In the data, extract each line that holds the string "království".

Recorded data
....................

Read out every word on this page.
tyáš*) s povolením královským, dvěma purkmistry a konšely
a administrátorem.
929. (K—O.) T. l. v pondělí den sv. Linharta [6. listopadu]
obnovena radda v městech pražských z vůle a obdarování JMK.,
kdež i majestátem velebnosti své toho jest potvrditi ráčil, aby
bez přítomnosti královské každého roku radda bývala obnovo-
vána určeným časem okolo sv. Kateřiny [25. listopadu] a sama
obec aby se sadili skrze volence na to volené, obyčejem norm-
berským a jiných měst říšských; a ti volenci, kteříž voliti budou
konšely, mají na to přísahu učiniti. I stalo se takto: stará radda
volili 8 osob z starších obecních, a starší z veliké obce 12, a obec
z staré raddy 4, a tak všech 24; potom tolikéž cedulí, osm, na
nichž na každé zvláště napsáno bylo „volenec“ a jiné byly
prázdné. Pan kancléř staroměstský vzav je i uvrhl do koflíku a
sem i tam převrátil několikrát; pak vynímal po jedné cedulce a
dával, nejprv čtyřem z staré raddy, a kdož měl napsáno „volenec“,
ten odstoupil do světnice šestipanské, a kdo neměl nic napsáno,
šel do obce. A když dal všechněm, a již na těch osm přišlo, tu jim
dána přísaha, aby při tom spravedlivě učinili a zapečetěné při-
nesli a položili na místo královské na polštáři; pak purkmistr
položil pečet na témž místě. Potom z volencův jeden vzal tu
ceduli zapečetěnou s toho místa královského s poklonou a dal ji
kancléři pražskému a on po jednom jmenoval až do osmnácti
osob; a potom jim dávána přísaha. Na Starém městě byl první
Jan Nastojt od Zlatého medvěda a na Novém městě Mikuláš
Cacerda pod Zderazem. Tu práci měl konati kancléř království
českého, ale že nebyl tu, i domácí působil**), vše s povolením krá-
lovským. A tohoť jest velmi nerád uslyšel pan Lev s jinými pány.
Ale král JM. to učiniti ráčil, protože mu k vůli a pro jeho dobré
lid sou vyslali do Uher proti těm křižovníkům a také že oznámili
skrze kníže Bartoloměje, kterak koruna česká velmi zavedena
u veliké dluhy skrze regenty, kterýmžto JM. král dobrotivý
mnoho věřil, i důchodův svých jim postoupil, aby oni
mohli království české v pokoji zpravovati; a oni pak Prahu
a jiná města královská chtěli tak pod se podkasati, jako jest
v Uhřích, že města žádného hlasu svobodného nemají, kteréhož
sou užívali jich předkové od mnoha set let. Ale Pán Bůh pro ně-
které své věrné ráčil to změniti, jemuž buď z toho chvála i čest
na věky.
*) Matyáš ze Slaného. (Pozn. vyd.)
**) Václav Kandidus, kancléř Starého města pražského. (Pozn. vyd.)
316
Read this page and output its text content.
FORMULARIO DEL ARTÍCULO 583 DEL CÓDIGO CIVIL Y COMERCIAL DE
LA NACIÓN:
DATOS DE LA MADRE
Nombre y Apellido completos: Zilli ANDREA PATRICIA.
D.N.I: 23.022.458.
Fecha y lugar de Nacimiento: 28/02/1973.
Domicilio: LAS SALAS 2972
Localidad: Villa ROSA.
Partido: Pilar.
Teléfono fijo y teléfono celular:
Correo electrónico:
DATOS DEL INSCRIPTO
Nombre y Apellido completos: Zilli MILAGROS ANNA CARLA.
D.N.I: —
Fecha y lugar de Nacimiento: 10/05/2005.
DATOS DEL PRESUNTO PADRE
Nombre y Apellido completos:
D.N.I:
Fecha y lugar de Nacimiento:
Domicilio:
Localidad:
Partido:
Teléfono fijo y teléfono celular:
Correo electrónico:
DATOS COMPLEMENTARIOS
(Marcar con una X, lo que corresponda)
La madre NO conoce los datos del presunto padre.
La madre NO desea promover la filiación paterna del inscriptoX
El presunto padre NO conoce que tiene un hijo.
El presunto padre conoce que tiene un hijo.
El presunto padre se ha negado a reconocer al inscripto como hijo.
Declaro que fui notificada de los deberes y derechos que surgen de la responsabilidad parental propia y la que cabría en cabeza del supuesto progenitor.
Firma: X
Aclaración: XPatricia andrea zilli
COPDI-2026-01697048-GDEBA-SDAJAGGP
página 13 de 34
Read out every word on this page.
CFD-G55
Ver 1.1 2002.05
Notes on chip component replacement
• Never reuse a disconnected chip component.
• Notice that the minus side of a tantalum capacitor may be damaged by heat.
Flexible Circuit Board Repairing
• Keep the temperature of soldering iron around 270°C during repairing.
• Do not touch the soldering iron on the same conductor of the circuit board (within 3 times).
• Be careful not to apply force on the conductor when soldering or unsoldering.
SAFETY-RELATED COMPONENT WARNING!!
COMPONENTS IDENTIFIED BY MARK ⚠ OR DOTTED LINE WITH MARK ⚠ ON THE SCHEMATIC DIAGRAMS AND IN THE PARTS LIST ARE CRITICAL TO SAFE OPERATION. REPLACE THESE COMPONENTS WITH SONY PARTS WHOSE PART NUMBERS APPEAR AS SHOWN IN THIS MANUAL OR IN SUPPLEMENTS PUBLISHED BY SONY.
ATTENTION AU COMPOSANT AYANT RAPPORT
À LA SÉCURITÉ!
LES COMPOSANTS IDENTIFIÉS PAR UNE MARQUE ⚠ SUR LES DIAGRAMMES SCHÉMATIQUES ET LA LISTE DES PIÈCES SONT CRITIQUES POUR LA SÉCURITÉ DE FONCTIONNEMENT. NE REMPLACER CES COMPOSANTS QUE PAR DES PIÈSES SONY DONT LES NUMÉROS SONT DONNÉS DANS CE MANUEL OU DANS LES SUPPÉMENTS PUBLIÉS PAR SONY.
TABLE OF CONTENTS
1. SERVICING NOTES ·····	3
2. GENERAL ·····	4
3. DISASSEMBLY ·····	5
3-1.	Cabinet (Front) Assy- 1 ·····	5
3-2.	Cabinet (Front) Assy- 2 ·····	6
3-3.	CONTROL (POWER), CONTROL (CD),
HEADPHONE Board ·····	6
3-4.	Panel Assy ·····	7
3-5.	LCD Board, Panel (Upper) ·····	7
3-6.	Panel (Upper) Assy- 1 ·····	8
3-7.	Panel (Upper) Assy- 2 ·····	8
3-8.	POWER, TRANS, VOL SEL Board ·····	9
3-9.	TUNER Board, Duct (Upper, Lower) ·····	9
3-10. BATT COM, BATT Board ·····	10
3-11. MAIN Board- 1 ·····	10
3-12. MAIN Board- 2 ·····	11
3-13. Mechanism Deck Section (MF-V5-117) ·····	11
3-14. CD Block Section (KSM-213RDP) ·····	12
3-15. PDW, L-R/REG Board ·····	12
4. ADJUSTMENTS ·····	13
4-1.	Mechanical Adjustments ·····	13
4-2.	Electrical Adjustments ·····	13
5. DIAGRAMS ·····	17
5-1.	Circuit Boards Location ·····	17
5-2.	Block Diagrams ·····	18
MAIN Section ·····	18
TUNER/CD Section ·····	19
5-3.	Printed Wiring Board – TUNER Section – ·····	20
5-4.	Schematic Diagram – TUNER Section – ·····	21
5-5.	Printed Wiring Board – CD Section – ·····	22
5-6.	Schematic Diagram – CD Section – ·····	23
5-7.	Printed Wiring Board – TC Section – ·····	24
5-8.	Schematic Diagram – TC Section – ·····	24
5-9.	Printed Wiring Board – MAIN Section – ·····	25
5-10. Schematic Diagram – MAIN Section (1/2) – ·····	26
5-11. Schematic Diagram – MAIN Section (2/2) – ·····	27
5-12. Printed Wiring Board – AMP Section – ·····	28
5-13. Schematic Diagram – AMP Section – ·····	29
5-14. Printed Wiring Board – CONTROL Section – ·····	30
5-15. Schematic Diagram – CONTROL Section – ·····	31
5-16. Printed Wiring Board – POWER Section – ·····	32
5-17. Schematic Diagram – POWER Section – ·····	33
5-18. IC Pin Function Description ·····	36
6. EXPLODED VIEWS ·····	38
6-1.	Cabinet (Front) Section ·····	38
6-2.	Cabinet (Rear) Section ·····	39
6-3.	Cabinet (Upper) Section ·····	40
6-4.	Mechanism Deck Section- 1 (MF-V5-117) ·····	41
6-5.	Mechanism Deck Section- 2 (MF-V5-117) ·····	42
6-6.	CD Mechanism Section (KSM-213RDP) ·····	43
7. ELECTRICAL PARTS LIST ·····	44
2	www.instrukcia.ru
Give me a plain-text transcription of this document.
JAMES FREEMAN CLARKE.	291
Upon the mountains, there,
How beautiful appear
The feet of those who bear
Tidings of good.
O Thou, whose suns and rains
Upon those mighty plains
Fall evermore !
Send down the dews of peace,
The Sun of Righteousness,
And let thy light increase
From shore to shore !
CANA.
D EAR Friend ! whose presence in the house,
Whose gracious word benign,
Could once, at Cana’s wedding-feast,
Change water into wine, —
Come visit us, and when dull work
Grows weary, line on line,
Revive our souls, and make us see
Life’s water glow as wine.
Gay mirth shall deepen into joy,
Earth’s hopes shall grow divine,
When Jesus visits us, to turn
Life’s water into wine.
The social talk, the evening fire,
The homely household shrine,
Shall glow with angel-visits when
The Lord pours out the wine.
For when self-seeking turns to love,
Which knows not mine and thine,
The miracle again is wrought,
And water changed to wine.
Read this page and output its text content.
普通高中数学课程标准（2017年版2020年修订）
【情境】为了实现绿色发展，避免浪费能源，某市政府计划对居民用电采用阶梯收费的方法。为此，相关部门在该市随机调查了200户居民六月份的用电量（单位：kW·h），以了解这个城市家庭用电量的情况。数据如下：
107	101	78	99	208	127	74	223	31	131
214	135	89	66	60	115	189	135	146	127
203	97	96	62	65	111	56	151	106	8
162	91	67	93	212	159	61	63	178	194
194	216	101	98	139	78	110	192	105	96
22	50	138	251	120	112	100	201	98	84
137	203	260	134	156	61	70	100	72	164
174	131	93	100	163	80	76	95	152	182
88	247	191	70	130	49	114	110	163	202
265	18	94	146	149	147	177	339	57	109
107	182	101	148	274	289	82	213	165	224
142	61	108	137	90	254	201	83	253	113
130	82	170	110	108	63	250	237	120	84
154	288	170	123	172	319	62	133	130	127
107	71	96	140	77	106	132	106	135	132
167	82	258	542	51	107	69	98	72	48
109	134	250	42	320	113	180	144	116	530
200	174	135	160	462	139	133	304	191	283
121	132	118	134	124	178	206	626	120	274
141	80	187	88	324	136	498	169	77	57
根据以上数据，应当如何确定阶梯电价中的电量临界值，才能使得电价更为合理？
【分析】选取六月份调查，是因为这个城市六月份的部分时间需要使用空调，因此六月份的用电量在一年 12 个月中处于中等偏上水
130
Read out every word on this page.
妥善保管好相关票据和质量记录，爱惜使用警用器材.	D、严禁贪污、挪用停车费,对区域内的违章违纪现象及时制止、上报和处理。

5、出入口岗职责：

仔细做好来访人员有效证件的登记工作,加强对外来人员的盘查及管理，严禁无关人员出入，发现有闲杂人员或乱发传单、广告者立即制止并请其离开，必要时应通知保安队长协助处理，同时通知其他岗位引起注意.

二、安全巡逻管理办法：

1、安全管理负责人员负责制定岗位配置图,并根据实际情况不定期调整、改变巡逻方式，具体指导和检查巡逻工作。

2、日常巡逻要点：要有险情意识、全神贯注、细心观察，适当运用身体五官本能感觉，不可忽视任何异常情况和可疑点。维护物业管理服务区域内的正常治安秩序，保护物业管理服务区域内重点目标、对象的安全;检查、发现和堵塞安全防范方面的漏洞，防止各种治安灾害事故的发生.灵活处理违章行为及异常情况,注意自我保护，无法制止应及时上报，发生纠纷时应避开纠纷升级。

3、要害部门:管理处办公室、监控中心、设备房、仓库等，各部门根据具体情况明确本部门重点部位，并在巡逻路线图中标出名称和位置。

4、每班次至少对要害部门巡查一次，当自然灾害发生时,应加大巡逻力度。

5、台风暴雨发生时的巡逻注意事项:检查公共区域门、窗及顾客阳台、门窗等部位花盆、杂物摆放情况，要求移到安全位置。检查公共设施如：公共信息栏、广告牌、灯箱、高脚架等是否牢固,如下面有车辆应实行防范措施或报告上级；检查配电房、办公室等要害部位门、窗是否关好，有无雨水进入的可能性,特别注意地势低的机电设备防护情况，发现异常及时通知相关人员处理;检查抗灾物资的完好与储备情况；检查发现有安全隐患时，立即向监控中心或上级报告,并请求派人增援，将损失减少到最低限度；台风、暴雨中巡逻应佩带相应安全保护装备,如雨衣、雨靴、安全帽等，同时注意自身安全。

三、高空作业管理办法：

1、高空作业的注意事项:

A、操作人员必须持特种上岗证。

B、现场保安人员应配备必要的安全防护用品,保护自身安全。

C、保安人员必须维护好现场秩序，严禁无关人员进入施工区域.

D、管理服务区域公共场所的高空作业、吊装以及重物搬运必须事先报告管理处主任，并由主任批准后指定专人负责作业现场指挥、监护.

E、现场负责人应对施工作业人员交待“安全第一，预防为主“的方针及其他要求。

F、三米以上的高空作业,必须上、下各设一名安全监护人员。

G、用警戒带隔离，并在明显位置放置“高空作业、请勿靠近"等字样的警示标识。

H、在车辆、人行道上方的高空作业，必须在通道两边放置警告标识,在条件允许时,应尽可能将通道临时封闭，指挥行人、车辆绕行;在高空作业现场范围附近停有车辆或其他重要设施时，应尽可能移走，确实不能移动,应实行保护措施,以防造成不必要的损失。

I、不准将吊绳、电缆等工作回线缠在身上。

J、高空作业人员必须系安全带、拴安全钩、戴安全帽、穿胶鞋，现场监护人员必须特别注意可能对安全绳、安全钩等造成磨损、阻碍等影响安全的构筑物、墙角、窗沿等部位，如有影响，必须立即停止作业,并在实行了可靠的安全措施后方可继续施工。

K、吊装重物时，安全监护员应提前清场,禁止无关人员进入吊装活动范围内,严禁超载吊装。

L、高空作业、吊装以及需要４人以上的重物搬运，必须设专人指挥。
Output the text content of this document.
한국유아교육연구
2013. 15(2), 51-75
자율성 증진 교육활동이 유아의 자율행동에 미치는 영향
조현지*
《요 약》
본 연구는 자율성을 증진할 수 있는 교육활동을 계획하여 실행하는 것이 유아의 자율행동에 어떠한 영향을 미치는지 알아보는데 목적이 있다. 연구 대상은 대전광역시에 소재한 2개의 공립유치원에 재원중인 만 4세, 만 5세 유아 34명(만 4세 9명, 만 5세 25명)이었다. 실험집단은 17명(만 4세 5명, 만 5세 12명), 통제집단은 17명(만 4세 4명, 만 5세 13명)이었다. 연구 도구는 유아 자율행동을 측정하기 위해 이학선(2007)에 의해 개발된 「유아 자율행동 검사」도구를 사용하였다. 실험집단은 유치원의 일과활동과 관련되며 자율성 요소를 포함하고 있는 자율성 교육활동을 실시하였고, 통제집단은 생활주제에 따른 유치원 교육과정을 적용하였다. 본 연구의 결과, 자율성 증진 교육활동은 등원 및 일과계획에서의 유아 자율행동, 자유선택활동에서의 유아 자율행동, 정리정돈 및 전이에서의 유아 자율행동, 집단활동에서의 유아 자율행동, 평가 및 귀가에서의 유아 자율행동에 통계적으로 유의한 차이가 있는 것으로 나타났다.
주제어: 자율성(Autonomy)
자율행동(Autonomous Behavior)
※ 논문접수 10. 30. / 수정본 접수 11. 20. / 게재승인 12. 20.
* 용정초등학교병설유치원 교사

....................

* WORKED ANSWER
Cacerda pod Zderazem. Tu práci měl konati kancléř království
mohli království české v pokoji zpravovati; a oni pak Prahu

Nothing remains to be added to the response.